GOAL OF THE EXERCISE:
Copy all of the data below word for word, keeping every line and character unchanged.

>> Begin EXTRACTED DATA

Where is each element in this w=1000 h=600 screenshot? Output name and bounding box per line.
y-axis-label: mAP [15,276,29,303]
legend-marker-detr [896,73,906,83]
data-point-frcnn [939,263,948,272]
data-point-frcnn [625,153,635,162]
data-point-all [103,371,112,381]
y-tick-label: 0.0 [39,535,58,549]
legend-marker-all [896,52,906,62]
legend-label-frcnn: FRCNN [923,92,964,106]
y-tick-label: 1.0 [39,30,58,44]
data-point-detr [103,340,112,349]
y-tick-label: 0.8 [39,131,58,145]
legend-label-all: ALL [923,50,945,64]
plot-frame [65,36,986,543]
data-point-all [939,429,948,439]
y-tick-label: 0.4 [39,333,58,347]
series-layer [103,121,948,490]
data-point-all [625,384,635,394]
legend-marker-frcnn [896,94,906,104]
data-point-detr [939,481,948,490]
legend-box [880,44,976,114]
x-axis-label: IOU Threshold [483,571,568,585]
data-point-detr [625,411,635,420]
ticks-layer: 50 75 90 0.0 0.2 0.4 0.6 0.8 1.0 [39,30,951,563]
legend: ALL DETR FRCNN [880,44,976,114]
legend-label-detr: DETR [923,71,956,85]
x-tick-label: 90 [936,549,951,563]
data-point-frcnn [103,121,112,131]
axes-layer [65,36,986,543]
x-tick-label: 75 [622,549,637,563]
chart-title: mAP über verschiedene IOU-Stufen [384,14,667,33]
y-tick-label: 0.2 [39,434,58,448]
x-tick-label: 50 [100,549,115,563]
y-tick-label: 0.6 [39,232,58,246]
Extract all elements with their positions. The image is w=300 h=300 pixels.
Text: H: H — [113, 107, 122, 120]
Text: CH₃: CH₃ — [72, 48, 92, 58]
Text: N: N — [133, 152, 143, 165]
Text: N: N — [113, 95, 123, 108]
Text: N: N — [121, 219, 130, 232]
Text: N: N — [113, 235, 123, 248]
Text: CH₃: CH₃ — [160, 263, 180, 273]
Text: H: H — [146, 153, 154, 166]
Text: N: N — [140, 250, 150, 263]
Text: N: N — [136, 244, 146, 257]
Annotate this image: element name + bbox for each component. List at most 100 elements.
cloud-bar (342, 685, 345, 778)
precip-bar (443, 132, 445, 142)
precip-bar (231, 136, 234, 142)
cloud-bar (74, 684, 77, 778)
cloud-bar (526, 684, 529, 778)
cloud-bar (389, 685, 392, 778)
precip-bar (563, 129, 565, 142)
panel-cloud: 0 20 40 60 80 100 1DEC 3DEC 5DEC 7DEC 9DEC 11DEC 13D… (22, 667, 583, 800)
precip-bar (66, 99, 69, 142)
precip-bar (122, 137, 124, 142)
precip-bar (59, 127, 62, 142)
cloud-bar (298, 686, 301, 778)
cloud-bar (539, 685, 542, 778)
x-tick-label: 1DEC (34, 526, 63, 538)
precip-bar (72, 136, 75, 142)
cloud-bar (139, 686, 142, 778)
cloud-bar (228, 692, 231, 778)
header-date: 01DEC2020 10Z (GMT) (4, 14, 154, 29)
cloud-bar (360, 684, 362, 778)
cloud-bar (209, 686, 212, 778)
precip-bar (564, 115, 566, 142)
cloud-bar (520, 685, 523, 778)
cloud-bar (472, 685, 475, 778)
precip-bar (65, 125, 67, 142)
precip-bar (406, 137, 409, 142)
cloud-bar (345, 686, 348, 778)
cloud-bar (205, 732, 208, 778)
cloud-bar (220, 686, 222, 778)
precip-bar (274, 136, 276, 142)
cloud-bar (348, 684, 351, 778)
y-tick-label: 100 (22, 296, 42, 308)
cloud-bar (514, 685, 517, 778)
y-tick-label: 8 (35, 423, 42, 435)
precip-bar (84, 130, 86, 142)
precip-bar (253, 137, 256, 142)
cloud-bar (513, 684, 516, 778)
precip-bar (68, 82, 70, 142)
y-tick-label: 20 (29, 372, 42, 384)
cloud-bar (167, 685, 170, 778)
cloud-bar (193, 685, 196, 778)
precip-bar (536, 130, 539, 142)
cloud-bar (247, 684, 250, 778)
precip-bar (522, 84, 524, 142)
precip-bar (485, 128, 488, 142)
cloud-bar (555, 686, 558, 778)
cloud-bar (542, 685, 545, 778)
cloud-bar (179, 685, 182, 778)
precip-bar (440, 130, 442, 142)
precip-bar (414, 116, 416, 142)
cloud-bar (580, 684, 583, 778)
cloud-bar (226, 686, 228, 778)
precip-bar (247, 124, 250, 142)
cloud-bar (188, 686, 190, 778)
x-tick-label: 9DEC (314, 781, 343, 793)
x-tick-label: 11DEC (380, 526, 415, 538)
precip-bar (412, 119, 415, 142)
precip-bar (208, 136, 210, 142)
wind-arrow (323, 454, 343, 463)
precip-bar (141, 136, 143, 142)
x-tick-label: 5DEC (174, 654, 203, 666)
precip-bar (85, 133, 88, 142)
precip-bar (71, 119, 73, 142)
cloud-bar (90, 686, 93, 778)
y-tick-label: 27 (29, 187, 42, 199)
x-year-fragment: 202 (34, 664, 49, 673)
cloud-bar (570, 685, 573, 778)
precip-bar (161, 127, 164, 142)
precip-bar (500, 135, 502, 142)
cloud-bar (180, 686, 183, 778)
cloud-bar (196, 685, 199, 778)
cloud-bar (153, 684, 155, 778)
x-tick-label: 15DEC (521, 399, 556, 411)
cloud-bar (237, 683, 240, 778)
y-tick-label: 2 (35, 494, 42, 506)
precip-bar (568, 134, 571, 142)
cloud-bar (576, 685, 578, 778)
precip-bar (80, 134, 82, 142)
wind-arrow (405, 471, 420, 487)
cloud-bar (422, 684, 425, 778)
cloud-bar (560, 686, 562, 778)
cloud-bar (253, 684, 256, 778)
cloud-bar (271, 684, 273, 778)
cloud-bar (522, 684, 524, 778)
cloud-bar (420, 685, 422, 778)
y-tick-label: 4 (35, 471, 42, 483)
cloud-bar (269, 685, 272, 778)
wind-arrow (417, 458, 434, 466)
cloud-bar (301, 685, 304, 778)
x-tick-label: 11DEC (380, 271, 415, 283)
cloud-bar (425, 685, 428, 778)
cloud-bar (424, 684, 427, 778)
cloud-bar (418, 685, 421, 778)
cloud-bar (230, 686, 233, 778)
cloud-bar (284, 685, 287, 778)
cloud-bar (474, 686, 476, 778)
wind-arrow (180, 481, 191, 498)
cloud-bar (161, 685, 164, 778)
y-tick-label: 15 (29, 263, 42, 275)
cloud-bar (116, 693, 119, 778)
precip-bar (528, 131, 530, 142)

>> End EXTRACTED DATA

IN RESPONSE:
Where is each element in this w=1000 h=600 screenshot? Output name and bounding box per line.
y-axis-label: mAP [15,276,29,303]
legend-marker-detr [896,73,906,83]
data-point-frcnn [939,263,948,272]
data-point-frcnn [625,153,635,162]
data-point-all [103,371,112,381]
y-tick-label: 0.0 [39,535,58,549]
legend-marker-all [896,52,906,62]
legend-label-frcnn: FRCNN [923,92,964,106]
y-tick-label: 1.0 [39,30,58,44]
data-point-detr [103,340,112,349]
y-tick-label: 0.8 [39,131,58,145]
legend-label-all: ALL [923,50,945,64]
plot-frame [65,36,986,543]
data-point-all [939,429,948,439]
y-tick-label: 0.4 [39,333,58,347]
series-layer [103,121,948,490]
data-point-all [625,384,635,394]
legend-marker-frcnn [896,94,906,104]
data-point-detr [939,481,948,490]
legend-box [880,44,976,114]
x-axis-label: IOU Threshold [483,571,568,585]
data-point-detr [625,411,635,420]
ticks-layer: 50 75 90 0.0 0.2 0.4 0.6 0.8 1.0 [39,30,951,563]
legend: ALL DETR FRCNN [880,44,976,114]
legend-label-detr: DETR [923,71,956,85]
x-tick-label: 90 [936,549,951,563]
data-point-frcnn [103,121,112,131]
axes-layer [65,36,986,543]
x-tick-label: 75 [622,549,637,563]
chart-title: mAP über verschiedene IOU-Stufen [384,14,667,33]
y-tick-label: 0.2 [39,434,58,448]
x-tick-label: 50 [100,549,115,563]
y-tick-label: 0.6 [39,232,58,246]
Extract all elements with their positions. The image is w=300 h=300 pixels.
Text: H: H — [113, 107, 122, 120]
Text: CH₃: CH₃ — [72, 48, 92, 58]
Text: N: N — [133, 152, 143, 165]
Text: N: N — [113, 95, 123, 108]
Text: N: N — [121, 219, 130, 232]
Text: N: N — [113, 235, 123, 248]
Text: CH₃: CH₃ — [160, 263, 180, 273]
Text: H: H — [146, 153, 154, 166]
Text: N: N — [140, 250, 150, 263]
Text: N: N — [136, 244, 146, 257]
Annotate this image: element name + bbox for each component. List at most 100 elements.
cloud-bar (342, 685, 345, 778)
precip-bar (443, 132, 445, 142)
precip-bar (231, 136, 234, 142)
cloud-bar (74, 684, 77, 778)
cloud-bar (526, 684, 529, 778)
cloud-bar (389, 685, 392, 778)
precip-bar (563, 129, 565, 142)
panel-cloud: 0 20 40 60 80 100 1DEC 3DEC 5DEC 7DEC 9DEC 11DEC 13D… (22, 667, 583, 800)
precip-bar (66, 99, 69, 142)
precip-bar (122, 137, 124, 142)
precip-bar (59, 127, 62, 142)
cloud-bar (298, 686, 301, 778)
cloud-bar (539, 685, 542, 778)
x-tick-label: 1DEC (34, 526, 63, 538)
precip-bar (72, 136, 75, 142)
cloud-bar (139, 686, 142, 778)
cloud-bar (228, 692, 231, 778)
header-date: 01DEC2020 10Z (GMT) (4, 14, 154, 29)
cloud-bar (360, 684, 362, 778)
cloud-bar (209, 686, 212, 778)
precip-bar (564, 115, 566, 142)
cloud-bar (520, 685, 523, 778)
cloud-bar (472, 685, 475, 778)
precip-bar (65, 125, 67, 142)
precip-bar (406, 137, 409, 142)
cloud-bar (345, 686, 348, 778)
cloud-bar (205, 732, 208, 778)
cloud-bar (220, 686, 222, 778)
precip-bar (274, 136, 276, 142)
cloud-bar (348, 684, 351, 778)
y-tick-label: 100 (22, 296, 42, 308)
cloud-bar (514, 685, 517, 778)
y-tick-label: 8 (35, 423, 42, 435)
precip-bar (84, 130, 86, 142)
precip-bar (253, 137, 256, 142)
cloud-bar (513, 684, 516, 778)
precip-bar (68, 82, 70, 142)
y-tick-label: 20 (29, 372, 42, 384)
cloud-bar (167, 685, 170, 778)
cloud-bar (193, 685, 196, 778)
precip-bar (536, 130, 539, 142)
cloud-bar (247, 684, 250, 778)
precip-bar (522, 84, 524, 142)
precip-bar (485, 128, 488, 142)
cloud-bar (555, 686, 558, 778)
cloud-bar (542, 685, 545, 778)
cloud-bar (179, 685, 182, 778)
precip-bar (440, 130, 442, 142)
precip-bar (414, 116, 416, 142)
cloud-bar (580, 684, 583, 778)
cloud-bar (226, 686, 228, 778)
precip-bar (247, 124, 250, 142)
cloud-bar (188, 686, 190, 778)
x-tick-label: 9DEC (314, 781, 343, 793)
x-tick-label: 11DEC (380, 526, 415, 538)
precip-bar (412, 119, 415, 142)
precip-bar (208, 136, 210, 142)
wind-arrow (323, 454, 343, 463)
precip-bar (141, 136, 143, 142)
x-tick-label: 5DEC (174, 654, 203, 666)
precip-bar (85, 133, 88, 142)
precip-bar (71, 119, 73, 142)
cloud-bar (90, 686, 93, 778)
y-tick-label: 27 (29, 187, 42, 199)
x-year-fragment: 202 (34, 664, 49, 673)
cloud-bar (570, 685, 573, 778)
precip-bar (161, 127, 164, 142)
precip-bar (500, 135, 502, 142)
cloud-bar (180, 686, 183, 778)
cloud-bar (196, 685, 199, 778)
cloud-bar (153, 684, 155, 778)
x-tick-label: 15DEC (521, 399, 556, 411)
cloud-bar (237, 683, 240, 778)
y-tick-label: 2 (35, 494, 42, 506)
precip-bar (568, 134, 571, 142)
cloud-bar (576, 685, 578, 778)
precip-bar (80, 134, 82, 142)
wind-arrow (405, 471, 420, 487)
cloud-bar (422, 684, 425, 778)
cloud-bar (560, 686, 562, 778)
cloud-bar (253, 684, 256, 778)
cloud-bar (271, 684, 273, 778)
cloud-bar (522, 684, 524, 778)
cloud-bar (420, 685, 422, 778)
y-tick-label: 4 (35, 471, 42, 483)
cloud-bar (269, 685, 272, 778)
wind-arrow (417, 458, 434, 466)
cloud-bar (301, 685, 304, 778)
x-tick-label: 11DEC (380, 271, 415, 283)
cloud-bar (425, 685, 428, 778)
cloud-bar (424, 684, 427, 778)
cloud-bar (418, 685, 421, 778)
cloud-bar (230, 686, 233, 778)
cloud-bar (284, 685, 287, 778)
cloud-bar (474, 686, 476, 778)
wind-arrow (180, 481, 191, 498)
cloud-bar (161, 685, 164, 778)
y-tick-label: 15 (29, 263, 42, 275)
cloud-bar (116, 693, 119, 778)
precip-bar (528, 131, 530, 142)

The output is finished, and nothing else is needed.